Repeat the data verbatim.

* Begin ENTRIES SHOWN *

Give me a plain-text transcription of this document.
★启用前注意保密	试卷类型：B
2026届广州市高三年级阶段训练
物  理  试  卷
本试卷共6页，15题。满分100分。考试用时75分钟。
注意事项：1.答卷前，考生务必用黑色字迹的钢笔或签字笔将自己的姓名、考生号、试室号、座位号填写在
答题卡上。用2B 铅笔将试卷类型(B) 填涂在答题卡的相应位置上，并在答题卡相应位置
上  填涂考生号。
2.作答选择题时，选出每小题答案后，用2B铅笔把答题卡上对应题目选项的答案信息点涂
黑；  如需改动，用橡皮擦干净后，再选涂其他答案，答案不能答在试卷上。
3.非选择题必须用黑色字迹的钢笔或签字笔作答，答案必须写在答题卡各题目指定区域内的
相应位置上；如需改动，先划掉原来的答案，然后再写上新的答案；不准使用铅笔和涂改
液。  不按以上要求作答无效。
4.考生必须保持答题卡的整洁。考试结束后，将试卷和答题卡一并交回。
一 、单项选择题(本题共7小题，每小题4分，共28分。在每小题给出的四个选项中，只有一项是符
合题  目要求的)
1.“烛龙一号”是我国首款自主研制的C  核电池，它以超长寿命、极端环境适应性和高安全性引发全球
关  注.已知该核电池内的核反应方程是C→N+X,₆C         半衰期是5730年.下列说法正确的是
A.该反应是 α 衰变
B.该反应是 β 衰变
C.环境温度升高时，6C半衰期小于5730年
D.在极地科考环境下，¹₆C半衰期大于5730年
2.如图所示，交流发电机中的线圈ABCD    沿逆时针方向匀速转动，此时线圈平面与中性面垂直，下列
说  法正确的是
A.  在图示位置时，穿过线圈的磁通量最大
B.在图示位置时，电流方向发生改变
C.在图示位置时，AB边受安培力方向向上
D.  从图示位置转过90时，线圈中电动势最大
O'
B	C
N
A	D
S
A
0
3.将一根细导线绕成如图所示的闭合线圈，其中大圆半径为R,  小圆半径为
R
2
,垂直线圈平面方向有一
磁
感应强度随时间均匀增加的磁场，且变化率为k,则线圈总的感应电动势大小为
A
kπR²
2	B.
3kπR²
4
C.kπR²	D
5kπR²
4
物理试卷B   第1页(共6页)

* End ENTRIES SHOWN *

### ANSWER TO THIS EXERCISE
Give me a plain-text transcription of this document.
★启用前注意保密	试卷类型：B
2026届广州市高三年级阶段训练
物  理  试  卷
本试卷共6页，15题。满分100分。考试用时75分钟。
注意事项：1.答卷前，考生务必用黑色字迹的钢笔或签字笔将自己的姓名、考生号、试室号、座位号填写在
答题卡上。用2B 铅笔将试卷类型(B) 填涂在答题卡的相应位置上，并在答题卡相应位置
上  填涂考生号。
2.作答选择题时，选出每小题答案后，用2B铅笔把答题卡上对应题目选项的答案信息点涂
黑；  如需改动，用橡皮擦干净后，再选涂其他答案，答案不能答在试卷上。
3.非选择题必须用黑色字迹的钢笔或签字笔作答，答案必须写在答题卡各题目指定区域内的
相应位置上；如需改动，先划掉原来的答案，然后再写上新的答案；不准使用铅笔和涂改
液。  不按以上要求作答无效。
4.考生必须保持答题卡的整洁。考试结束后，将试卷和答题卡一并交回。
一 、单项选择题(本题共7小题，每小题4分，共28分。在每小题给出的四个选项中，只有一项是符
合题  目要求的)
1.“烛龙一号”是我国首款自主研制的C  核电池，它以超长寿命、极端环境适应性和高安全性引发全球
关  注.已知该核电池内的核反应方程是C→N+X,₆C         半衰期是5730年.下列说法正确的是
A.该反应是 α 衰变
B.该反应是 β 衰变
C.环境温度升高时，6C半衰期小于5730年
D.在极地科考环境下，¹₆C半衰期大于5730年
2.如图所示，交流发电机中的线圈ABCD    沿逆时针方向匀速转动，此时线圈平面与中性面垂直，下列
说  法正确的是
A.  在图示位置时，穿过线圈的磁通量最大
B.在图示位置时，电流方向发生改变
C.在图示位置时，AB边受安培力方向向上
D.  从图示位置转过90时，线圈中电动势最大
O'
B	C
N
A	D
S
A
0
3.将一根细导线绕成如图所示的闭合线圈，其中大圆半径为R,  小圆半径为
R
2
,垂直线圈平面方向有一
磁
感应强度随时间均匀增加的磁场，且变化率为k,则线圈总的感应电动势大小为
A
kπR²
2	B.
3kπR²
4
C.kπR²	D
5kπR²
4
物理试卷B   第1页(共6页)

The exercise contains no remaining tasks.